## DATA SECTION
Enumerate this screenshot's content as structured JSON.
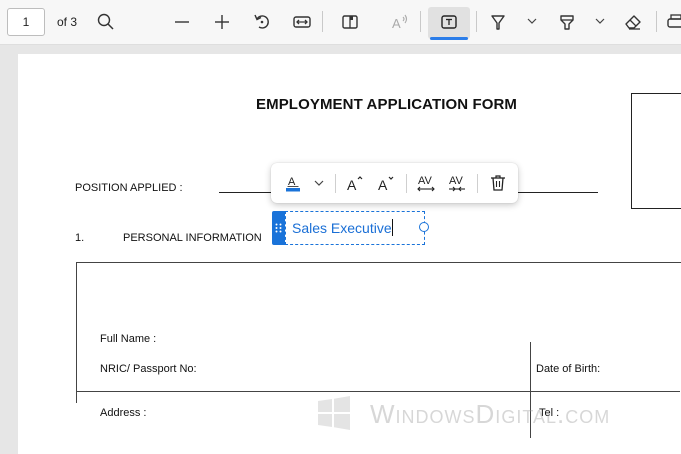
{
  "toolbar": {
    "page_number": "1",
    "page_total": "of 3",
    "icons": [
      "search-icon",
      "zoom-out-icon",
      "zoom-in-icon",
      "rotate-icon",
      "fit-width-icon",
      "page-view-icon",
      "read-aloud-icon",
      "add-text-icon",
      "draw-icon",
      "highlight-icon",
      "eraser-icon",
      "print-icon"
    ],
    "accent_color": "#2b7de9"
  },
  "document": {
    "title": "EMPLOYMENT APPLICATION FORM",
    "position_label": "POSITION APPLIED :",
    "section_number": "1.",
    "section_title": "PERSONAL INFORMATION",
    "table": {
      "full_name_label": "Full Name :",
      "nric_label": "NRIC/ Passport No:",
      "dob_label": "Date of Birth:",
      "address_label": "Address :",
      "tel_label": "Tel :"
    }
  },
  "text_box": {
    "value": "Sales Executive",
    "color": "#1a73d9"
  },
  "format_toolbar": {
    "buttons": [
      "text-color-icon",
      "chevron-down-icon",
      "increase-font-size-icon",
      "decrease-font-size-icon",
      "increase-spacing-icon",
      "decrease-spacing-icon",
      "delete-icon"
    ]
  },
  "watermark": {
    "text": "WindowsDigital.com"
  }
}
...
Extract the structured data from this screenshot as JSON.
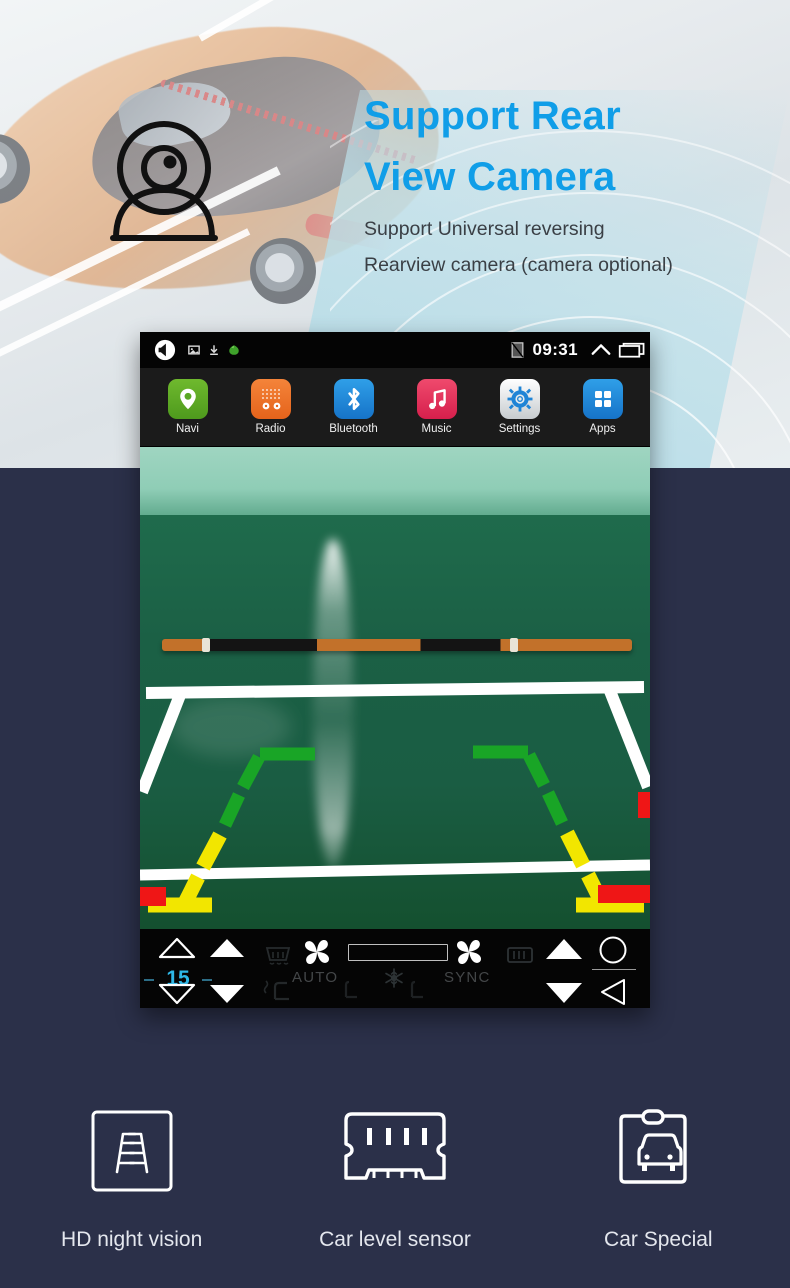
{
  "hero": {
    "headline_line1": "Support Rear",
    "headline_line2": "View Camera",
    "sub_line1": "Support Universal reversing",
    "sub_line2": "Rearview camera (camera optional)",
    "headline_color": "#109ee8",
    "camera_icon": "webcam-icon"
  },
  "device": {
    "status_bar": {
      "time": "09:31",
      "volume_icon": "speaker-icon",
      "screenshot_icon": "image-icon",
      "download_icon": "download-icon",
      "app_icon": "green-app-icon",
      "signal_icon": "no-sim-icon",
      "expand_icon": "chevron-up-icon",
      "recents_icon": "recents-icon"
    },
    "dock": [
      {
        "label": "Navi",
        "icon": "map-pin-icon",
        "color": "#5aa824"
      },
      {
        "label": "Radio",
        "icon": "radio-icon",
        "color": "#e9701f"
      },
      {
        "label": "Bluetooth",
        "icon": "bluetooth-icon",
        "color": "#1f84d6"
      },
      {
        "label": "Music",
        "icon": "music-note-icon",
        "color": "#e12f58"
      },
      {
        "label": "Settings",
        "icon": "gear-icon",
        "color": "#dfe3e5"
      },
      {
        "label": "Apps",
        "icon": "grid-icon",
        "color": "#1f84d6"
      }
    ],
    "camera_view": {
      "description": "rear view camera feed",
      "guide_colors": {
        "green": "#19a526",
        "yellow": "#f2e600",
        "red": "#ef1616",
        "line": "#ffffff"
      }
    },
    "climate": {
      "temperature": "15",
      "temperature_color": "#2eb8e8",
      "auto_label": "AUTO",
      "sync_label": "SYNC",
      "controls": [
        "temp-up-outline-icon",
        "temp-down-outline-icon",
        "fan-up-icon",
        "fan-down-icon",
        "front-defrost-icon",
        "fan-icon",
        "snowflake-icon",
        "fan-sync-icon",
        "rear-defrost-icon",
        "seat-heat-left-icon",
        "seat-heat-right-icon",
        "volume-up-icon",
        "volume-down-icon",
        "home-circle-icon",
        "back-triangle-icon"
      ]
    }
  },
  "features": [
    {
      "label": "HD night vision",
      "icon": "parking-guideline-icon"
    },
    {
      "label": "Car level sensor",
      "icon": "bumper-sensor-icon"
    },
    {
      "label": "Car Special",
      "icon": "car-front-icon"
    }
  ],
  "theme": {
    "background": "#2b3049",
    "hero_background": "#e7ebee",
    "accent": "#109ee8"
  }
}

## GIVEN INSTRUCTION
Show, from the listing above, each line that contains the word "size".

## FINISHED ANSWER
      "increase-font-size-icon",
      "decrease-font-size-icon",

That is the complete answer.